This task includes our legacy `bats` tests. To run only the OS tests that are
written in Java, run `.gradlew distroTest`, will cause Gradle to build the tar,
zip, and deb packages and all the plugins.  It will then run the tests on every
available system. This will take a very long time.
+
Fortunately, the various systems under test have their own Gradle tasks under
`qa/os`. To find out what packaging combinations can be tested on a system, run
the `tasks` task.  For example:
+
----------------------------------
./gradlew :qa:os:ubuntu-1804:tasks
----------------------------------
+
If you want a quick test of the tarball and RPM packagings for Centos 7, you
would run:
+
-------------------------------------------------------------------------------------------------
./gradlew :qa:os:centos-7:distroTest.default-rpm :qa:os:centos-7:distroTest.default-linux-archive
-------------------------------------------------------------------------------------------------

Note that if you interrupt Gradle in the middle of running these tasks, any boxes started
will remain running and you'll have to stop them manually with `./gradlew --stop` or
`vagrant halt`.

All the regular vagrant commands should just work so you can get a shell in a
VM running trusty by running
`vagrant up ubuntu-1604 --provider virtualbox && vagrant ssh ubuntu-1604`.

These are the linux flavors supported, all of which we provide images for

* ubuntu-1604 aka xenial
* ubuntu-1804 aka bionic beaver
* debian-8 aka jessie
* debian-9 aka stretch, the current debian stable distribution
* centos-6
* centos-7
* rhel-8
* fedora-28
* fedora-29
* oel-6 aka Oracle Enterprise Linux 6
* oel-7 aka Oracle Enterprise Linux 7
* sles-12
* opensuse-42 aka Leap

We're missing the following from the support matrix because there aren't high
quality boxes available in vagrant atlas:

* sles-11

=== Testing packaging on Windows

The packaging tests also support Windows Server 2012R2 and Windows Server 2016.
Unfortunately we're not able to provide boxes for them in open source use
because of licensing issues. Any Virtualbox image that has WinRM and Powershell
enabled for remote users should work.

Testing on Windows requires the https://github.com/criteo/vagrant-winrm[vagrant-winrm] plugin.

------------------------------------
vagrant plugin install vagrant-winrm
------------------------------------

Specify the image IDs of the Windows boxes to gradle with the following project
properties. They can be set in `~/.gradle/gradle.properties` like

------------------------------------
vagrant.windows-2012r2.id=my-image-id
vagrant.windows-2016.id=another-image-id
------------------------------------

or passed on the command line like `-Pvagrant.windows-2012r2.id=my-image-id`
`-Pvagrant.windows-2016=another-image-id`

These properties are required for Windows support in all gradle tasks that
handle packaging tests. Either or both may be specified.

If you're running vagrant commands outside of gradle, specify the Windows boxes
with the environment variables

* `VAGRANT_WINDOWS_2012R2_BOX`
* `VAGRANT_WINDOWS_2016_BOX`

=== Testing VMs are disposable

It's important to think of VMs like cattle. If they become lame you just shoot
them and let vagrant reprovision them. Say you've hosed your precise VM:

----------------------------------------------------
vagrant ssh ubuntu-1604 -c 'sudo rm -rf /bin'; echo oops
----------------------------------------------------

All you've got to do to get another one is

----------------------------------------------
vagrant destroy -f ubuntu-1604 && vagrant up ubuntu-1604 --provider virtualbox
----------------------------------------------

The whole process takes a minute and a half on a modern laptop, two and a half
without vagrant-cachier.

Information supplied:
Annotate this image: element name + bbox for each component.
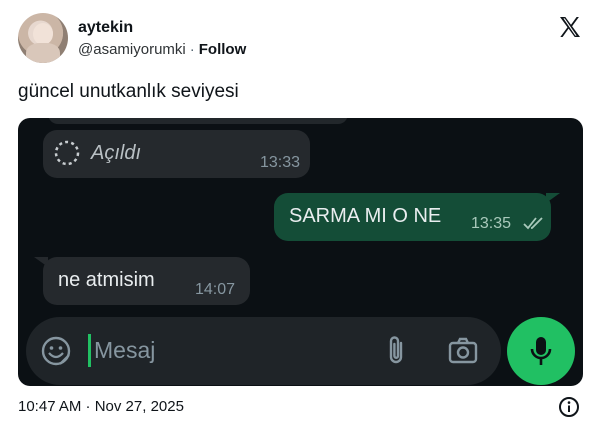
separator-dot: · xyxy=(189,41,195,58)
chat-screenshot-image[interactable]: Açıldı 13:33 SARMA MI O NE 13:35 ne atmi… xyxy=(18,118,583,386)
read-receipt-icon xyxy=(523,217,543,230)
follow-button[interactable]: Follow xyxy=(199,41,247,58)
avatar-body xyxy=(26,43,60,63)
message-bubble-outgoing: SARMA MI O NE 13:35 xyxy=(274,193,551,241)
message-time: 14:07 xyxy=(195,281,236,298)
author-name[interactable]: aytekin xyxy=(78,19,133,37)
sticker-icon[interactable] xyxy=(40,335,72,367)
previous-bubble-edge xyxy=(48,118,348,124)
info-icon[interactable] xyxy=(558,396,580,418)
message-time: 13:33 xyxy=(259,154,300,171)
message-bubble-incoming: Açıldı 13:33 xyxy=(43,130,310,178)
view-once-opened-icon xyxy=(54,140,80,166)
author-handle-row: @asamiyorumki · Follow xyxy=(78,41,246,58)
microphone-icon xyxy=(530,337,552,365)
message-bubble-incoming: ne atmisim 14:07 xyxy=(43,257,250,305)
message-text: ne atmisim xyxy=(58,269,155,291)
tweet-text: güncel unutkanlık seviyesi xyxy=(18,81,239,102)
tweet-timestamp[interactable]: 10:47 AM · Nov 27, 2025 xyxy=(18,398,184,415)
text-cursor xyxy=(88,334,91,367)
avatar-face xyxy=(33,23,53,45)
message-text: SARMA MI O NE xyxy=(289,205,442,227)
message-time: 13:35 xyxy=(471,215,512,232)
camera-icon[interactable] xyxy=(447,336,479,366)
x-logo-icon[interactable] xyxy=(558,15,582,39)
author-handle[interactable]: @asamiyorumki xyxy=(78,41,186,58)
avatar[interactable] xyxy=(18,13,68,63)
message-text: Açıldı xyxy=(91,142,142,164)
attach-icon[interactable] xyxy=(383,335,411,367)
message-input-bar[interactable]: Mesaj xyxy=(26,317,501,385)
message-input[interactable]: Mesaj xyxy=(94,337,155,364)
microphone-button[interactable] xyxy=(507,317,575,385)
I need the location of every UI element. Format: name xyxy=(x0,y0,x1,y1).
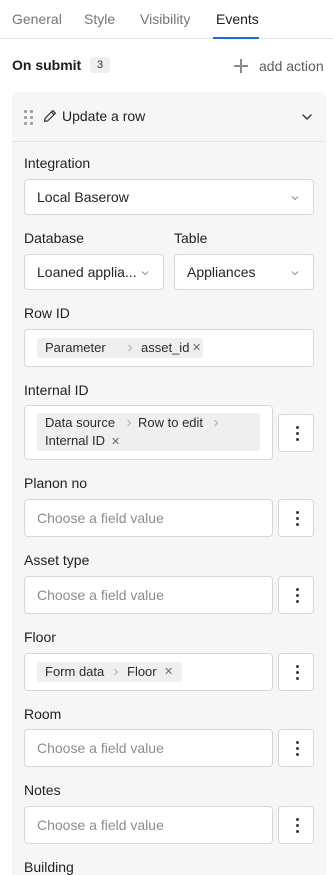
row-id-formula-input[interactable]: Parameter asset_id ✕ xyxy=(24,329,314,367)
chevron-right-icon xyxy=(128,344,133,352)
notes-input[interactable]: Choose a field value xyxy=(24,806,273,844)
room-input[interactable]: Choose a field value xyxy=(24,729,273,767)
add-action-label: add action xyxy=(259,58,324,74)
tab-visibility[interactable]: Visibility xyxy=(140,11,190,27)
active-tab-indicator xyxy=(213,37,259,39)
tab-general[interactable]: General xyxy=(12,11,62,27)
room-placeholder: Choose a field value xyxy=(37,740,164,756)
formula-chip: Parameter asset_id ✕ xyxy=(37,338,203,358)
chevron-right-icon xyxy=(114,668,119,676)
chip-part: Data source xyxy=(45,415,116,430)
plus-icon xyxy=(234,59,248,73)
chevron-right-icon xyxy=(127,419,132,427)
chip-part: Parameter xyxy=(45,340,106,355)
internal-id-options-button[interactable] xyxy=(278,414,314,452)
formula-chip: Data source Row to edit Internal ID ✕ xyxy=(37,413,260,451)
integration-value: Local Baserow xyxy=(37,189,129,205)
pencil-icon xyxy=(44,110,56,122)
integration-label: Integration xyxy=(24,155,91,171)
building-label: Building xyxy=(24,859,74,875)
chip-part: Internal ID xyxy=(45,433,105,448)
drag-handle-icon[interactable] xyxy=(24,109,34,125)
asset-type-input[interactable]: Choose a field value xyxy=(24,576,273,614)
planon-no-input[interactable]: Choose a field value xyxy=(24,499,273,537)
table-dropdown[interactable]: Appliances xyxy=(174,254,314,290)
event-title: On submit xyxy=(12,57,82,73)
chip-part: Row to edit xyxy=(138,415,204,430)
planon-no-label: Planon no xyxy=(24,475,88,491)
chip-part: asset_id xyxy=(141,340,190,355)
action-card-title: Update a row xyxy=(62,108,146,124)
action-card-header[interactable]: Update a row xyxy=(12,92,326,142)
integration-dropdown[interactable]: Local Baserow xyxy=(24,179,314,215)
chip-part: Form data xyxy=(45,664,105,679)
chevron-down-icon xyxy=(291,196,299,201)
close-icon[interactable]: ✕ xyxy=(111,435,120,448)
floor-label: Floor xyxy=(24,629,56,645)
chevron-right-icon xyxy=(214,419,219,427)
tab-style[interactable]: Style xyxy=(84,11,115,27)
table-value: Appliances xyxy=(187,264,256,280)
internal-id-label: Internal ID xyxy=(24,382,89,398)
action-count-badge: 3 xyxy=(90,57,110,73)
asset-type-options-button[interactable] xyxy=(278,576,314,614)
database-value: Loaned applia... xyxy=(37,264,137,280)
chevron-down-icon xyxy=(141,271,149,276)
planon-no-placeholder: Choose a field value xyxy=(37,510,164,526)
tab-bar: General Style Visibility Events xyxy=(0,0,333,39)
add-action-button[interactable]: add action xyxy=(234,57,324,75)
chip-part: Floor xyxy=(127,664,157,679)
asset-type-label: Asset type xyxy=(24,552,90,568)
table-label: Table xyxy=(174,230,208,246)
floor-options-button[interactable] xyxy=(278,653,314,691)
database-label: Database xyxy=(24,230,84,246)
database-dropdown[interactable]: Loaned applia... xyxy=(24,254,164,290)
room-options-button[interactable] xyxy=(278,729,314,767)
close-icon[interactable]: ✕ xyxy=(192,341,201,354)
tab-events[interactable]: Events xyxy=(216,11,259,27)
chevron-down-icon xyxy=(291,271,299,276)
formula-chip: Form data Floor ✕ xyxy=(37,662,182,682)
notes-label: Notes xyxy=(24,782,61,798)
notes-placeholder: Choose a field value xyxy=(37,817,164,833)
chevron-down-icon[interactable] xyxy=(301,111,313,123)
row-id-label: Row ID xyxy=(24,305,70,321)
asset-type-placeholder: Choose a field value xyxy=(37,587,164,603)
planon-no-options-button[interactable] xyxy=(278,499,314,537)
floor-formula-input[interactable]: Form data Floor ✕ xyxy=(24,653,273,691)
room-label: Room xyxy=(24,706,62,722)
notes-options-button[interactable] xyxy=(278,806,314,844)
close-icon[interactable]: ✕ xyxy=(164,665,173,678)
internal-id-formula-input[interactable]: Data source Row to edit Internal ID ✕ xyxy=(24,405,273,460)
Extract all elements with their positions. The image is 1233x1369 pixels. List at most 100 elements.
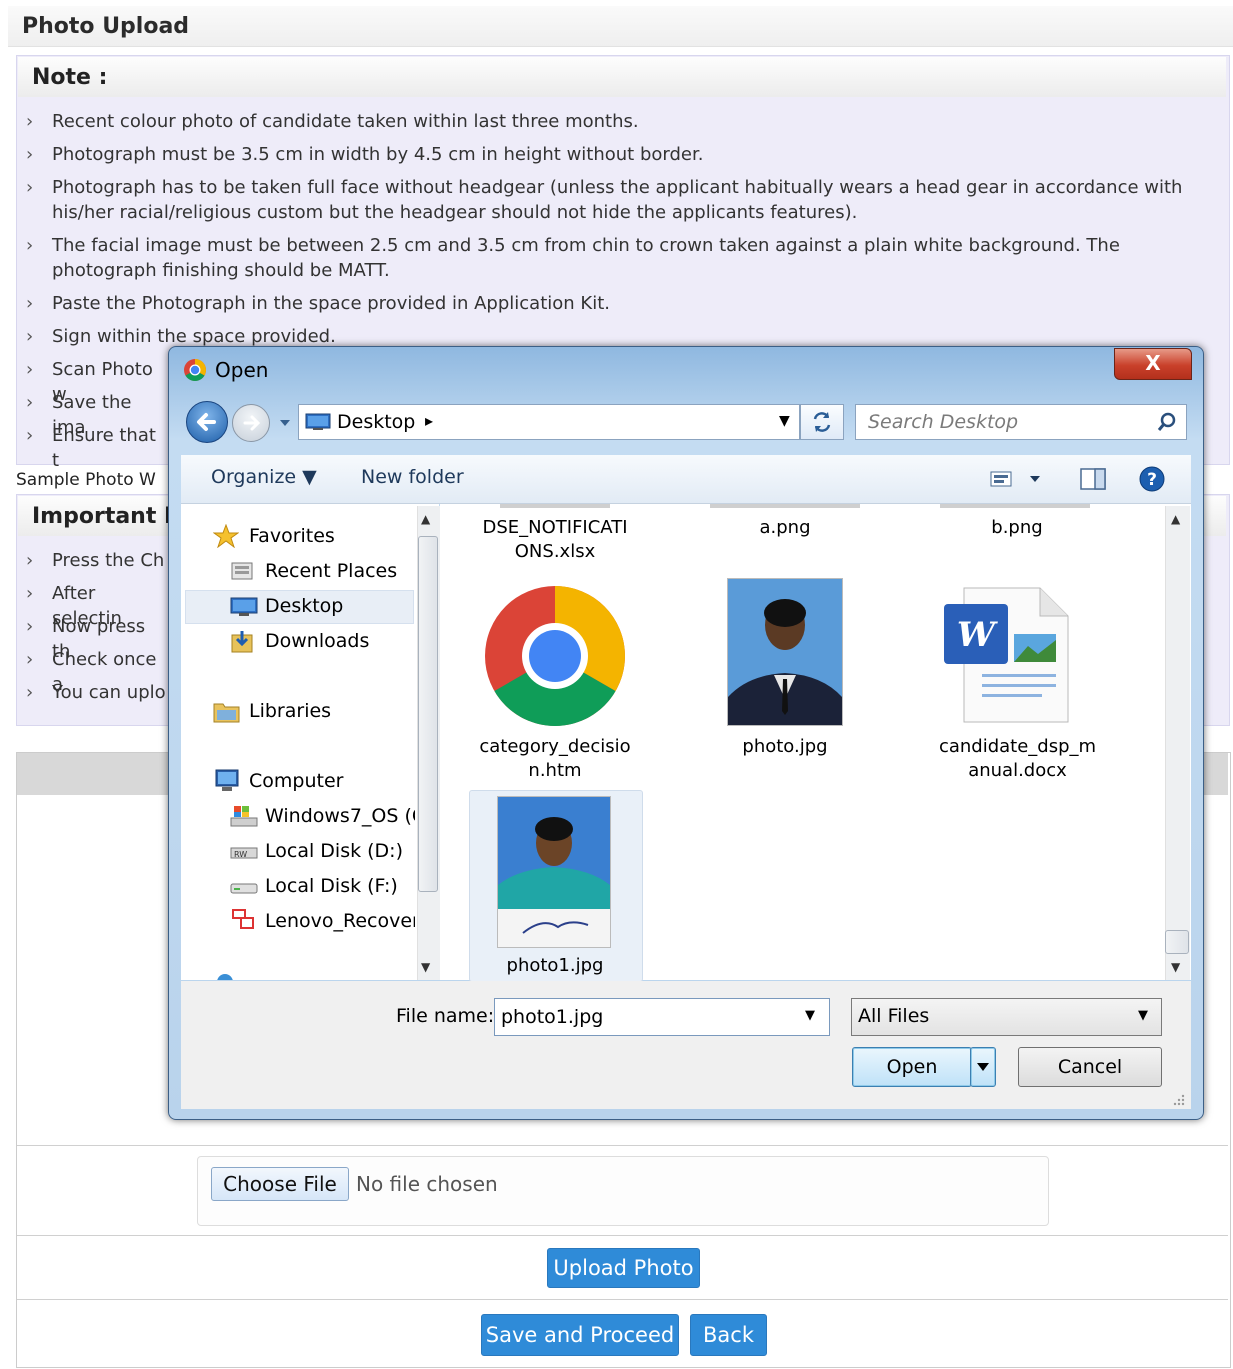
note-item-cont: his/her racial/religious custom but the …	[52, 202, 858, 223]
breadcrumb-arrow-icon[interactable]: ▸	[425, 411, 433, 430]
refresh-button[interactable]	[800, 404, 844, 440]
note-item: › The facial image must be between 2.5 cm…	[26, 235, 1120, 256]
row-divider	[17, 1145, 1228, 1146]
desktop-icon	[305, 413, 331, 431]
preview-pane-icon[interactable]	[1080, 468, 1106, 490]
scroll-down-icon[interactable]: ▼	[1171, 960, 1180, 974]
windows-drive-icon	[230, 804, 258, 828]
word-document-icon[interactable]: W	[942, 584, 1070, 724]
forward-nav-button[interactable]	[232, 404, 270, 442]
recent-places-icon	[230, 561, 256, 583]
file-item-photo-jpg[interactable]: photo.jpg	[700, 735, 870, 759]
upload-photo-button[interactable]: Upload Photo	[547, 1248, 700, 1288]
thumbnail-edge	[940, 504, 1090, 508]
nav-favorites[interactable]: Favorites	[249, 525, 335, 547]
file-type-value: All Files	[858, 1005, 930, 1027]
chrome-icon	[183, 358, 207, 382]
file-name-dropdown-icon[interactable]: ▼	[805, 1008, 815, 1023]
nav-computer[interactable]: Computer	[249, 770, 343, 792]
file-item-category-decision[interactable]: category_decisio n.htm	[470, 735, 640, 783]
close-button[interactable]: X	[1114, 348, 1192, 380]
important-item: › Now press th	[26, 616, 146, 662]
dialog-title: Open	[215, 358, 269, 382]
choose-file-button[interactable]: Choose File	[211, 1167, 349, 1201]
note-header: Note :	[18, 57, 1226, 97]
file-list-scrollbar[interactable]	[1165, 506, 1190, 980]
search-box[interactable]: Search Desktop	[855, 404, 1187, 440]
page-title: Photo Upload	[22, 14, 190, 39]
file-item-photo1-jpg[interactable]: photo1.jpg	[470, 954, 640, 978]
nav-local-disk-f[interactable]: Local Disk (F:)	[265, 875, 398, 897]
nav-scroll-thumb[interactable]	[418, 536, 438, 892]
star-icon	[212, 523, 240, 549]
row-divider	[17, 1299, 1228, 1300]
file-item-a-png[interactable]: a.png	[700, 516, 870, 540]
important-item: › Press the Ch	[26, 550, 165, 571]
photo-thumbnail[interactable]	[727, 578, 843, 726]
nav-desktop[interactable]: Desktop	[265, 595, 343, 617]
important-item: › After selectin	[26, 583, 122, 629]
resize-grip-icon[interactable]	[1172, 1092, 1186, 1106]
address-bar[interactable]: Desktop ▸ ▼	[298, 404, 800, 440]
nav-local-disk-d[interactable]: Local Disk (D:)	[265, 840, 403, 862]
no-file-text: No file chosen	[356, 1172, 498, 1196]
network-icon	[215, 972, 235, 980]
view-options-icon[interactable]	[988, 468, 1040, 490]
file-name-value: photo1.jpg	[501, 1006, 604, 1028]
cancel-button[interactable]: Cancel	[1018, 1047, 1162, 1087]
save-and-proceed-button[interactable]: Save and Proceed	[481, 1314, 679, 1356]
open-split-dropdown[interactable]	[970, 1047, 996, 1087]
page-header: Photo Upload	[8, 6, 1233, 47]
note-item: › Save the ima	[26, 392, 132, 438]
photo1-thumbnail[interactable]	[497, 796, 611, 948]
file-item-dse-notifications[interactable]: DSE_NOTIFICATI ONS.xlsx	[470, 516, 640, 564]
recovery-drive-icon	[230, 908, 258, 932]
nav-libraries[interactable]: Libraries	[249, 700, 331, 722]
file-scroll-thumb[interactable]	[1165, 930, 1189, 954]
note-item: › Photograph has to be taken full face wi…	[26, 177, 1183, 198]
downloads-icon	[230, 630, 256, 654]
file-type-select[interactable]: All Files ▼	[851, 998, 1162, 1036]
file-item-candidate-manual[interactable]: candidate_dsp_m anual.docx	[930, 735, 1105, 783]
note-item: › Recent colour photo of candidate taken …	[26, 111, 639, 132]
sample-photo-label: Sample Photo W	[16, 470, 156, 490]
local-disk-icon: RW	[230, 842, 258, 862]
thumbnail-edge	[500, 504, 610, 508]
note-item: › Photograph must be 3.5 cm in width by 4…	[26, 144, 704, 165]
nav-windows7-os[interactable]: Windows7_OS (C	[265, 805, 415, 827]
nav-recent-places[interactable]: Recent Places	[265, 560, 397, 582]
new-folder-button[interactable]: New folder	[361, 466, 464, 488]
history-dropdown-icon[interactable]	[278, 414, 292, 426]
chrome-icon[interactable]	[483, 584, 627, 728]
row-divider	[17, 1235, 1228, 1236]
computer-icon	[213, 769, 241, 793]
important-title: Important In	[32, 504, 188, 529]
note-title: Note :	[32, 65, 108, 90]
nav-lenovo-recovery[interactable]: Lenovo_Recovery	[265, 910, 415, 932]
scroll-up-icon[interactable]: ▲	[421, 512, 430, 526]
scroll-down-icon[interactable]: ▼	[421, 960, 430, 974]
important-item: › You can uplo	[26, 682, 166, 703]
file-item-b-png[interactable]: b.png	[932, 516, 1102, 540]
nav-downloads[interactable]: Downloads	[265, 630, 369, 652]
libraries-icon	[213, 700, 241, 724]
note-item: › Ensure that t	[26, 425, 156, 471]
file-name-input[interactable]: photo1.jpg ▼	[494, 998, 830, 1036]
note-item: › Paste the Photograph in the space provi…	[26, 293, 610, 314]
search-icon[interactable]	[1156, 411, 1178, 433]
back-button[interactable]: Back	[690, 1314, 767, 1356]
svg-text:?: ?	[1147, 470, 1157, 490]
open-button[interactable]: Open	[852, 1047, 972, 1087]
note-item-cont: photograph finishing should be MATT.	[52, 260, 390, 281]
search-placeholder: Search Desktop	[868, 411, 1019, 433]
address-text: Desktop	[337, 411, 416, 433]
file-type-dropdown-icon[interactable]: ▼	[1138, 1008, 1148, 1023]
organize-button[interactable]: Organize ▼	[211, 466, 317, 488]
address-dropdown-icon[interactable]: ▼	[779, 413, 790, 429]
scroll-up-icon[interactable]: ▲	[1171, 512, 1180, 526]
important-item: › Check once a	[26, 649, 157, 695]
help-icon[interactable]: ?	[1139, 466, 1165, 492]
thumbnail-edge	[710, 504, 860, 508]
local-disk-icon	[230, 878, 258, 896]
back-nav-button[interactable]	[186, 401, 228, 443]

Exercise instructions:
Copy word for word the part of the packaging-test notes starting with "All you've got" and going on through "without vagrant-cachier.".

The answer:
All you've got to do to get another one is

----------------------------------------------
vagrant destroy -f ubuntu-1604 && vagrant up ubuntu-1604 --provider virtualbox
----------------------------------------------

The whole process takes a minute and a half on a modern laptop, two and a half
without vagrant-cachier.